> _The task_
Output an exact reproduction of the data.

> _Task input_
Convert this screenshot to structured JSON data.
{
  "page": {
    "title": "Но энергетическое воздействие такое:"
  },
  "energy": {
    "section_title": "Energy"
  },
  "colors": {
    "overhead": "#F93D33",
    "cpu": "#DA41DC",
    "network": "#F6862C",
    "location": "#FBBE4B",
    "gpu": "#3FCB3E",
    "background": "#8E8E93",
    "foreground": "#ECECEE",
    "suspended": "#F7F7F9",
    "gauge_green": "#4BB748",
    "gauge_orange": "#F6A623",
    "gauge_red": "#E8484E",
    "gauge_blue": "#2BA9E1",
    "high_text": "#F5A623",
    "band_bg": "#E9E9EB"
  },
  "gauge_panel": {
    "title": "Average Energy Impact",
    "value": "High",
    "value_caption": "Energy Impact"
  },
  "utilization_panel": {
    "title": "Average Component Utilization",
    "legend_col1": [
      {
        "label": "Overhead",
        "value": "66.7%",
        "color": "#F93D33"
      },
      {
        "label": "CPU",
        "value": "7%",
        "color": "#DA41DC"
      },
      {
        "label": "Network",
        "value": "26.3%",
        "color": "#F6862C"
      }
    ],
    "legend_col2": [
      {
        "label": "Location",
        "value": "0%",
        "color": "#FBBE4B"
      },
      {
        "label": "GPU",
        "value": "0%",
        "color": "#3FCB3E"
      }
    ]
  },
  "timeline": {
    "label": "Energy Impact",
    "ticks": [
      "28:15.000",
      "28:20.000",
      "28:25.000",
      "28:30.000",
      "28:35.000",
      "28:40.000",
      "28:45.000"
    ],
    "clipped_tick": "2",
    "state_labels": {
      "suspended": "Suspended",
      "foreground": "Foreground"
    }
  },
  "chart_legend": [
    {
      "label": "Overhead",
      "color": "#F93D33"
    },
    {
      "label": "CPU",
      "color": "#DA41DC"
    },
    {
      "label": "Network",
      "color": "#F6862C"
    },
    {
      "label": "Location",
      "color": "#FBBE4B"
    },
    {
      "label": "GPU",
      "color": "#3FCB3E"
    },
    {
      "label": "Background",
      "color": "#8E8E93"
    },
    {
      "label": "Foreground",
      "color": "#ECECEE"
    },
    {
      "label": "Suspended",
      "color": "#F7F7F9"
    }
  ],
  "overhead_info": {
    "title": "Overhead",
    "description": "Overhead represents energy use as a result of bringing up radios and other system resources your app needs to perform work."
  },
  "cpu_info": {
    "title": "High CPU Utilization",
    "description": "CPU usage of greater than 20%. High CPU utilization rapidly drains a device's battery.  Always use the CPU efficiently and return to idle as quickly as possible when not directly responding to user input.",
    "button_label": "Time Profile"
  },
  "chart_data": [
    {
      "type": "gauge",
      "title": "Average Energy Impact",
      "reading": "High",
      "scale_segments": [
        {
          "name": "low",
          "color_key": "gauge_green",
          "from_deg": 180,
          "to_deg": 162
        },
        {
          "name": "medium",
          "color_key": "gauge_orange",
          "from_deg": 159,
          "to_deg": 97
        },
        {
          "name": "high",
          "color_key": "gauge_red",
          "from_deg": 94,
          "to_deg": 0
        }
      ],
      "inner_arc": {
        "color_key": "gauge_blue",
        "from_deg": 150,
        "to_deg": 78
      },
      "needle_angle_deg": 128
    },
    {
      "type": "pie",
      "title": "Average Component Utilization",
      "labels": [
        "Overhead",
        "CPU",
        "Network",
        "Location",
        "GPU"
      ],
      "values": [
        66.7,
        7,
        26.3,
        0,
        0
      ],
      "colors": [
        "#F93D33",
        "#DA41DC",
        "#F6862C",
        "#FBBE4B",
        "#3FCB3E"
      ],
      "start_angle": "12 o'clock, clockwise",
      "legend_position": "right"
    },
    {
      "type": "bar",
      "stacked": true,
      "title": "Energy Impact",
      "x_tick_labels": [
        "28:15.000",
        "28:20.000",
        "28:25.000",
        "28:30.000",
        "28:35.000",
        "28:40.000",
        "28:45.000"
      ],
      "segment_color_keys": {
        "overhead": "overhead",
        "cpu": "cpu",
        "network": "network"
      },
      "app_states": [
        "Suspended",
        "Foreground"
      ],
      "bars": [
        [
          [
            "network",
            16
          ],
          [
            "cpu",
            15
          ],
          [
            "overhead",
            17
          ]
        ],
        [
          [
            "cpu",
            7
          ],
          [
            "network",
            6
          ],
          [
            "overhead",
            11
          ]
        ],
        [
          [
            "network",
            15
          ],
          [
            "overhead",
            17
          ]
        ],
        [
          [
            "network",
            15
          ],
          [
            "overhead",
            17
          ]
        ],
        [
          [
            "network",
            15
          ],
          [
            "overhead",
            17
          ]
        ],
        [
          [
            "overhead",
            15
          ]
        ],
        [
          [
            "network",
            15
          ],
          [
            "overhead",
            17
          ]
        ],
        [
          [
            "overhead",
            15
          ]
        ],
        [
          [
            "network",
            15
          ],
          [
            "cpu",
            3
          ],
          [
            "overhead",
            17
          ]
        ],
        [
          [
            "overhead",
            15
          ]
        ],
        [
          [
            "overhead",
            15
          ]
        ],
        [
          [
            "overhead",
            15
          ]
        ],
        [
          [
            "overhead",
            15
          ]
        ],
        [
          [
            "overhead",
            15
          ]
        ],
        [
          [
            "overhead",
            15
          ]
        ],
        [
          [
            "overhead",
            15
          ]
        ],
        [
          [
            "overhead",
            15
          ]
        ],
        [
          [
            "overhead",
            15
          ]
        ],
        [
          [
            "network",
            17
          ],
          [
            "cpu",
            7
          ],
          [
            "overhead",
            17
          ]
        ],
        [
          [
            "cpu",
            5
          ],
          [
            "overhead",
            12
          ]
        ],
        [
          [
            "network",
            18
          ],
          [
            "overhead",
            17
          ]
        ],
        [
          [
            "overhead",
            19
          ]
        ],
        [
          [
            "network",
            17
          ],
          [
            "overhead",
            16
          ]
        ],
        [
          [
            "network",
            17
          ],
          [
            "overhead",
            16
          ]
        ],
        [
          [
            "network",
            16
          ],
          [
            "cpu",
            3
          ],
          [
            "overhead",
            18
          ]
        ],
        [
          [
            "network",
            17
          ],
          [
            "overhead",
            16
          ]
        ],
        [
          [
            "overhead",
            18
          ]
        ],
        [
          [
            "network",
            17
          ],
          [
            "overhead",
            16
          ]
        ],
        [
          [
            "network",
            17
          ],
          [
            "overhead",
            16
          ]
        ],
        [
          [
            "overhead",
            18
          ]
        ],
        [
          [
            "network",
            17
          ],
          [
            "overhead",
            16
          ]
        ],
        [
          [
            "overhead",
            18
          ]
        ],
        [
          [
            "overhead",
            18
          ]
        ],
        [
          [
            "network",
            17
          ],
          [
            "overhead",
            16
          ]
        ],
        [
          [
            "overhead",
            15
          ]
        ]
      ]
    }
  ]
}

> _Correct answer_
Convert this screenshot to structured JSON data.
{
  "page": {
    "title": "Но энергетическое воздействие такое:"
  },
  "energy": {
    "section_title": "Energy"
  },
  "colors": {
    "overhead": "#F93D33",
    "cpu": "#DA41DC",
    "network": "#F6862C",
    "location": "#FBBE4B",
    "gpu": "#3FCB3E",
    "background": "#8E8E93",
    "foreground": "#ECECEE",
    "suspended": "#F7F7F9",
    "gauge_green": "#4BB748",
    "gauge_orange": "#F6A623",
    "gauge_red": "#E8484E",
    "gauge_blue": "#2BA9E1",
    "high_text": "#F5A623",
    "band_bg": "#E9E9EB"
  },
  "gauge_panel": {
    "title": "Average Energy Impact",
    "value": "High",
    "value_caption": "Energy Impact"
  },
  "utilization_panel": {
    "title": "Average Component Utilization",
    "legend_col1": [
      {
        "label": "Overhead",
        "value": "66.7%",
        "color": "#F93D33"
      },
      {
        "label": "CPU",
        "value": "7%",
        "color": "#DA41DC"
      },
      {
        "label": "Network",
        "value": "26.3%",
        "color": "#F6862C"
      }
    ],
    "legend_col2": [
      {
        "label": "Location",
        "value": "0%",
        "color": "#FBBE4B"
      },
      {
        "label": "GPU",
        "value": "0%",
        "color": "#3FCB3E"
      }
    ]
  },
  "timeline": {
    "label": "Energy Impact",
    "ticks": [
      "28:15.000",
      "28:20.000",
      "28:25.000",
      "28:30.000",
      "28:35.000",
      "28:40.000",
      "28:45.000"
    ],
    "clipped_tick": "2",
    "state_labels": {
      "suspended": "Suspended",
      "foreground": "Foreground"
    }
  },
  "chart_legend": [
    {
      "label": "Overhead",
      "color": "#F93D33"
    },
    {
      "label": "CPU",
      "color": "#DA41DC"
    },
    {
      "label": "Network",
      "color": "#F6862C"
    },
    {
      "label": "Location",
      "color": "#FBBE4B"
    },
    {
      "label": "GPU",
      "color": "#3FCB3E"
    },
    {
      "label": "Background",
      "color": "#8E8E93"
    },
    {
      "label": "Foreground",
      "color": "#ECECEE"
    },
    {
      "label": "Suspended",
      "color": "#F7F7F9"
    }
  ],
  "overhead_info": {
    "title": "Overhead",
    "description": "Overhead represents energy use as a result of bringing up radios and other system resources your app needs to perform work."
  },
  "cpu_info": {
    "title": "High CPU Utilization",
    "description": "CPU usage of greater than 20%. High CPU utilization rapidly drains a device's battery.  Always use the CPU efficiently and return to idle as quickly as possible when not directly responding to user input.",
    "button_label": "Time Profile"
  },
  "chart_data": [
    {
      "type": "gauge",
      "title": "Average Energy Impact",
      "reading": "High",
      "scale_segments": [
        {
          "name": "low",
          "color_key": "gauge_green",
          "from_deg": 180,
          "to_deg": 162
        },
        {
          "name": "medium",
          "color_key": "gauge_orange",
          "from_deg": 159,
          "to_deg": 97
        },
        {
          "name": "high",
          "color_key": "gauge_red",
          "from_deg": 94,
          "to_deg": 0
        }
      ],
      "inner_arc": {
        "color_key": "gauge_blue",
        "from_deg": 150,
        "to_deg": 78
      },
      "needle_angle_deg": 128
    },
    {
      "type": "pie",
      "title": "Average Component Utilization",
      "labels": [
        "Overhead",
        "CPU",
        "Network",
        "Location",
        "GPU"
      ],
      "values": [
        66.7,
        7,
        26.3,
        0,
        0
      ],
      "colors": [
        "#F93D33",
        "#DA41DC",
        "#F6862C",
        "#FBBE4B",
        "#3FCB3E"
      ],
      "start_angle": "12 o'clock, clockwise",
      "legend_position": "right"
    },
    {
      "type": "bar",
      "stacked": true,
      "title": "Energy Impact",
      "x_tick_labels": [
        "28:15.000",
        "28:20.000",
        "28:25.000",
        "28:30.000",
        "28:35.000",
        "28:40.000",
        "28:45.000"
      ],
      "segment_color_keys": {
        "overhead": "overhead",
        "cpu": "cpu",
        "network": "network"
      },
      "app_states": [
        "Suspended",
        "Foreground"
      ],
      "bars": [
        [
          [
            "network",
            16
          ],
          [
            "cpu",
            15
          ],
          [
            "overhead",
            17
          ]
        ],
        [
          [
            "cpu",
            7
          ],
          [
            "network",
            6
          ],
          [
            "overhead",
            11
          ]
        ],
        [
          [
            "network",
            15
          ],
          [
            "overhead",
            17
          ]
        ],
        [
          [
            "network",
            15
          ],
          [
            "overhead",
            17
          ]
        ],
        [
          [
            "network",
            15
          ],
          [
            "overhead",
            17
          ]
        ],
        [
          [
            "overhead",
            15
          ]
        ],
        [
          [
            "network",
            15
          ],
          [
            "overhead",
            17
          ]
        ],
        [
          [
            "overhead",
            15
          ]
        ],
        [
          [
            "network",
            15
          ],
          [
            "cpu",
            3
          ],
          [
            "overhead",
            17
          ]
        ],
        [
          [
            "overhead",
            15
          ]
        ],
        [
          [
            "overhead",
            15
          ]
        ],
        [
          [
            "overhead",
            15
          ]
        ],
        [
          [
            "overhead",
            15
          ]
        ],
        [
          [
            "overhead",
            15
          ]
        ],
        [
          [
            "overhead",
            15
          ]
        ],
        [
          [
            "overhead",
            15
          ]
        ],
        [
          [
            "overhead",
            15
          ]
        ],
        [
          [
            "overhead",
            15
          ]
        ],
        [
          [
            "network",
            17
          ],
          [
            "cpu",
            7
          ],
          [
            "overhead",
            17
          ]
        ],
        [
          [
            "cpu",
            5
          ],
          [
            "overhead",
            12
          ]
        ],
        [
          [
            "network",
            18
          ],
          [
            "overhead",
            17
          ]
        ],
        [
          [
            "overhead",
            19
          ]
        ],
        [
          [
            "network",
            17
          ],
          [
            "overhead",
            16
          ]
        ],
        [
          [
            "network",
            17
          ],
          [
            "overhead",
            16
          ]
        ],
        [
          [
            "network",
            16
          ],
          [
            "cpu",
            3
          ],
          [
            "overhead",
            18
          ]
        ],
        [
          [
            "network",
            17
          ],
          [
            "overhead",
            16
          ]
        ],
        [
          [
            "overhead",
            18
          ]
        ],
        [
          [
            "network",
            17
          ],
          [
            "overhead",
            16
          ]
        ],
        [
          [
            "network",
            17
          ],
          [
            "overhead",
            16
          ]
        ],
        [
          [
            "overhead",
            18
          ]
        ],
        [
          [
            "network",
            17
          ],
          [
            "overhead",
            16
          ]
        ],
        [
          [
            "overhead",
            18
          ]
        ],
        [
          [
            "overhead",
            18
          ]
        ],
        [
          [
            "network",
            17
          ],
          [
            "overhead",
            16
          ]
        ],
        [
          [
            "overhead",
            15
          ]
        ]
      ]
    }
  ]
}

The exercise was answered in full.